Select each line where the word "different" appears.
▽
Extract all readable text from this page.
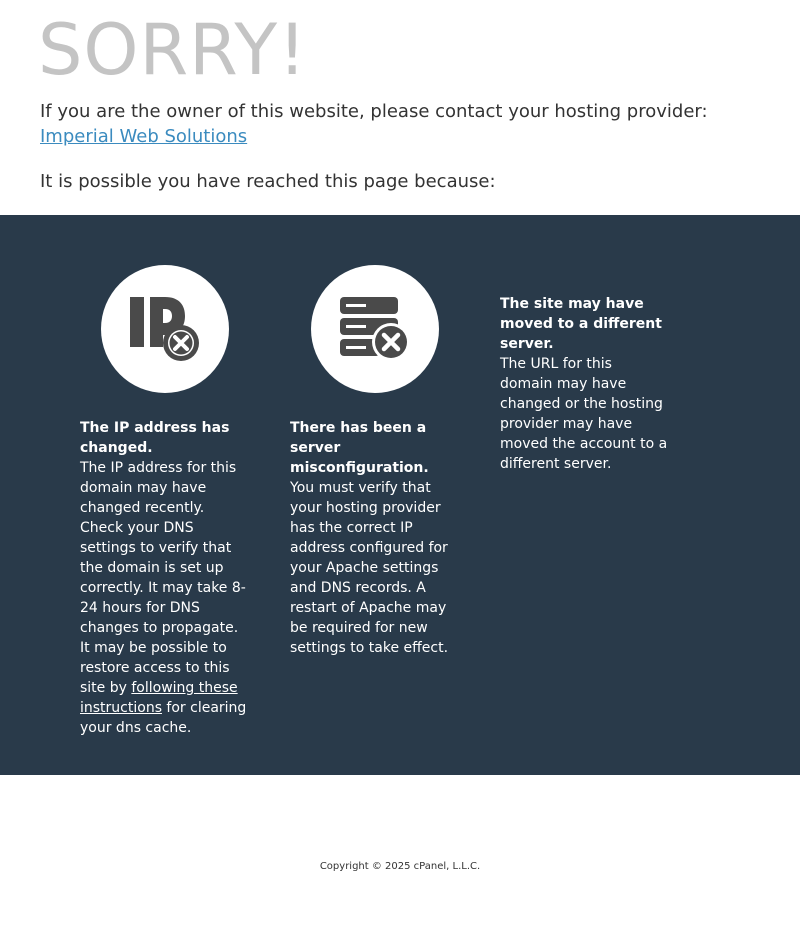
SORRY!

If you are the owner of this website, please contact your hosting provider:
Imperial Web Solutions

It is possible you have reached this page because:

The IP address has changed.

The IP address for this domain may have changed recently. Check your DNS settings to verify that the domain is set up correctly. It may take 8-24 hours for DNS changes to propagate. It may be possible to restore access to this site by following these instructions for clearing your dns cache.

There has been a server misconfiguration.

You must verify that your hosting provider has the correct IP address configured for your Apache settings and DNS records. A restart of Apache may be required for new settings to take effect.

The site may have moved to a different server.

The URL for this domain may have changed or the hosting provider may have moved the account to a different server.

Copyright © 2025 cPanel, L.L.C.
△
*Output:*
The site may have moved to a different server.
The URL for this domain may have changed or the hosting provider may have moved the account to a different server.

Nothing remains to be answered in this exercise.